Raw records
┄┄┄┄┄┄┄┄┄┄
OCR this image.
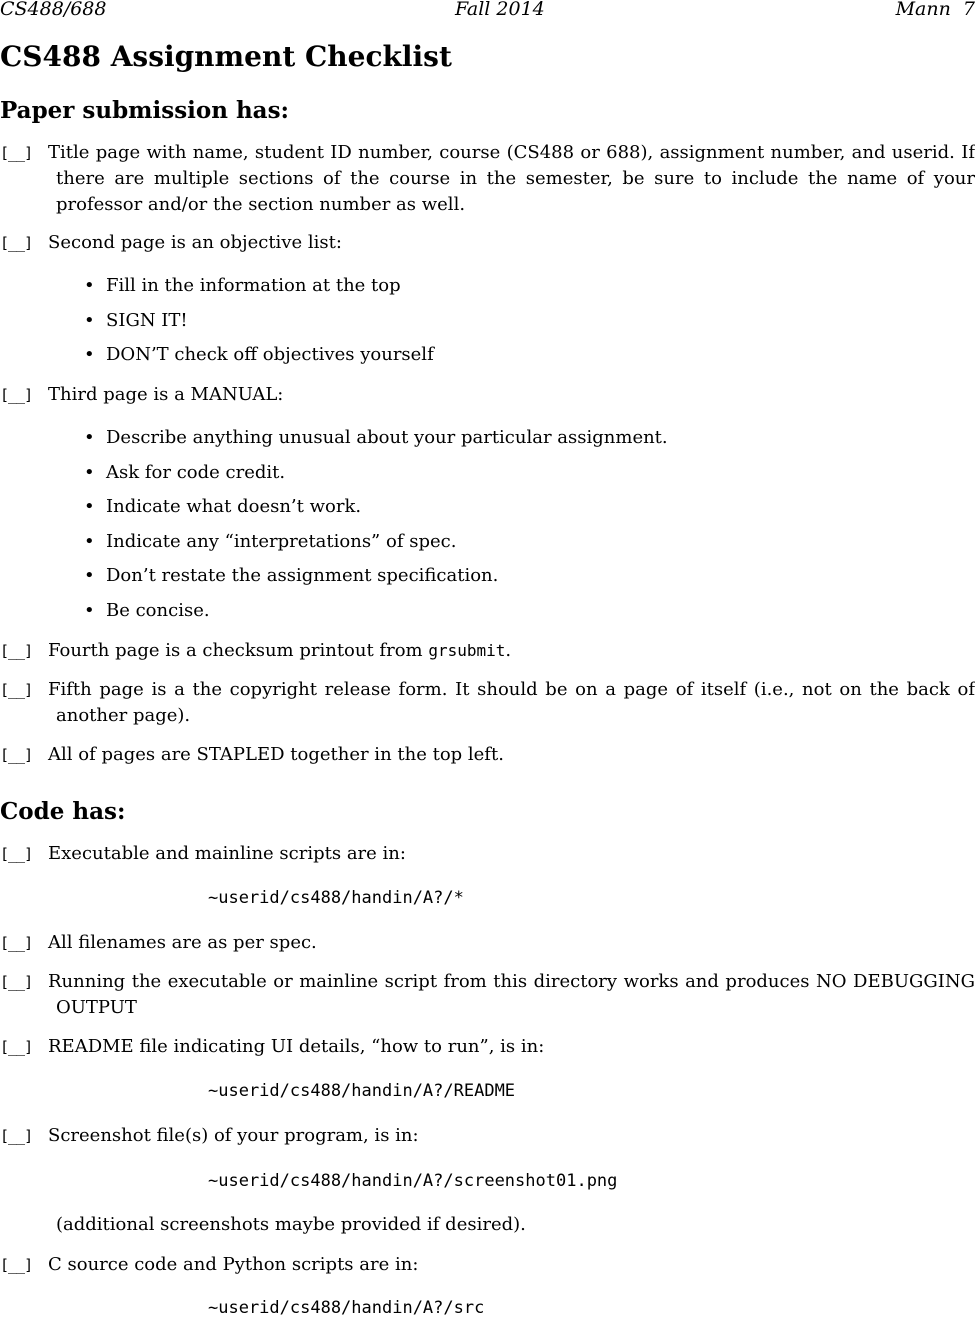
CS488/688	Fall 2014	Mann  7
CS488 Assignment Checklist
Paper submission has:
[__] Title page with name, student ID number, course (CS488 or 688), assignment number, and userid. If there are multiple sections of the course in the semester, be sure to include the name of your professor and/or the section number as well.
[__] Second page is an objective list:
• Fill in the information at the top
• SIGN IT!
• DON’T check off objectives yourself
[__] Third page is a MANUAL:
• Describe anything unusual about your particular assignment.
• Ask for code credit.
• Indicate what doesn’t work.
• Indicate any “interpretations” of spec.
• Don’t restate the assignment specification.
• Be concise.
[__] Fourth page is a checksum printout from grsubmit.
[__] Fifth page is a the copyright release form. It should be on a page of itself (i.e., not on the back of another page).
[__] All of pages are STAPLED together in the top left.
Code has:
[__] Executable and mainline scripts are in:
~userid/cs488/handin/A?/*
[__] All filenames are as per spec.
[__] Running the executable or mainline script from this directory works and produces NO DEBUGGING OUTPUT
[__] README file indicating UI details, “how to run”, is in:
~userid/cs488/handin/A?/README
[__] Screenshot file(s) of your program, is in:
~userid/cs488/handin/A?/screenshot01.png
(additional screenshots maybe provided if desired).
[__] C source code and Python scripts are in:
~userid/cs488/handin/A?/src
┄┄┄┄┄┄┄┄┄┄
• SET EXERCISE
Locate all lines in the listing above with the word "README". Copy them.

• THE COMPLETED TASK
[__] README file indicating UI details, “how to run”, is in:
~userid/cs488/handin/A?/README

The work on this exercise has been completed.